Exercise: Return the listing below in full, with every line exactly as it is.

Data lines:
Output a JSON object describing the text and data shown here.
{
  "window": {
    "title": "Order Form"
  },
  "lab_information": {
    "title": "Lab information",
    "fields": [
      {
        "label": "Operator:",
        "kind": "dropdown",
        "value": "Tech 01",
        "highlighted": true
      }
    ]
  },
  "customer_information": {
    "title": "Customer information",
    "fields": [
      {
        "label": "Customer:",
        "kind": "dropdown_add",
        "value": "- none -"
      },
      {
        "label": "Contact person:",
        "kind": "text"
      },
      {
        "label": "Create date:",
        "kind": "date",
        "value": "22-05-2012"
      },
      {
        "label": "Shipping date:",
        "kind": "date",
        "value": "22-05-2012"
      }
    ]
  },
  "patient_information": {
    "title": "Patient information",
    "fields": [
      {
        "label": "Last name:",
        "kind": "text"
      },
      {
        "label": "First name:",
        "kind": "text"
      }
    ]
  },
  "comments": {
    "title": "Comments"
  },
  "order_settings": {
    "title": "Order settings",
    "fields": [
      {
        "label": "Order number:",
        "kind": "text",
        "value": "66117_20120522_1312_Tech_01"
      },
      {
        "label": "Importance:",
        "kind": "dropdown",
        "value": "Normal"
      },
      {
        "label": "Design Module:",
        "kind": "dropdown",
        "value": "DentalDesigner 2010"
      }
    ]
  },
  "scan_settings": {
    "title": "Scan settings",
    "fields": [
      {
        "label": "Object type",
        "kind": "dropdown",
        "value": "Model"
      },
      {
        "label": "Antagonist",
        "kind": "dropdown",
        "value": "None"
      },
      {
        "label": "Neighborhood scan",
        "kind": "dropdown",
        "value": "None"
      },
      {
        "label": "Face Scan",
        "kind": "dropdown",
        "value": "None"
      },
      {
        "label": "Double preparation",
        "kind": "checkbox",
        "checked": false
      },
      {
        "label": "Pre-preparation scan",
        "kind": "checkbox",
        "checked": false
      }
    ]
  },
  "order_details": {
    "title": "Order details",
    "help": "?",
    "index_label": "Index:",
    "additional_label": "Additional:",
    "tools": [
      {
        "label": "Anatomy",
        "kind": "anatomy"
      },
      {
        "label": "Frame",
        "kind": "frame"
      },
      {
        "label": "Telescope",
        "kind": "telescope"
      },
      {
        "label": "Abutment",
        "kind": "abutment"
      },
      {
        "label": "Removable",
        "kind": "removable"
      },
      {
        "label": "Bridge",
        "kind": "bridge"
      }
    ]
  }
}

The solution:
Output a JSON object describing the text and data shown here.
{
  "window": {
    "title": "Order Form"
  },
  "lab_information": {
    "title": "Lab information",
    "fields": [
      {
        "label": "Operator:",
        "kind": "dropdown",
        "value": "Tech 01",
        "highlighted": true
      }
    ]
  },
  "customer_information": {
    "title": "Customer information",
    "fields": [
      {
        "label": "Customer:",
        "kind": "dropdown_add",
        "value": "- none -"
      },
      {
        "label": "Contact person:",
        "kind": "text"
      },
      {
        "label": "Create date:",
        "kind": "date",
        "value": "22-05-2012"
      },
      {
        "label": "Shipping date:",
        "kind": "date",
        "value": "22-05-2012"
      }
    ]
  },
  "patient_information": {
    "title": "Patient information",
    "fields": [
      {
        "label": "Last name:",
        "kind": "text"
      },
      {
        "label": "First name:",
        "kind": "text"
      }
    ]
  },
  "comments": {
    "title": "Comments"
  },
  "order_settings": {
    "title": "Order settings",
    "fields": [
      {
        "label": "Order number:",
        "kind": "text",
        "value": "66117_20120522_1312_Tech_01"
      },
      {
        "label": "Importance:",
        "kind": "dropdown",
        "value": "Normal"
      },
      {
        "label": "Design Module:",
        "kind": "dropdown",
        "value": "DentalDesigner 2010"
      }
    ]
  },
  "scan_settings": {
    "title": "Scan settings",
    "fields": [
      {
        "label": "Object type",
        "kind": "dropdown",
        "value": "Model"
      },
      {
        "label": "Antagonist",
        "kind": "dropdown",
        "value": "None"
      },
      {
        "label": "Neighborhood scan",
        "kind": "dropdown",
        "value": "None"
      },
      {
        "label": "Face Scan",
        "kind": "dropdown",
        "value": "None"
      },
      {
        "label": "Double preparation",
        "kind": "checkbox",
        "checked": false
      },
      {
        "label": "Pre-preparation scan",
        "kind": "checkbox",
        "checked": false
      }
    ]
  },
  "order_details": {
    "title": "Order details",
    "help": "?",
    "index_label": "Index:",
    "additional_label": "Additional:",
    "tools": [
      {
        "label": "Anatomy",
        "kind": "anatomy"
      },
      {
        "label": "Frame",
        "kind": "frame"
      },
      {
        "label": "Telescope",
        "kind": "telescope"
      },
      {
        "label": "Abutment",
        "kind": "abutment"
      },
      {
        "label": "Removable",
        "kind": "removable"
      },
      {
        "label": "Bridge",
        "kind": "bridge"
      }
    ]
  }
}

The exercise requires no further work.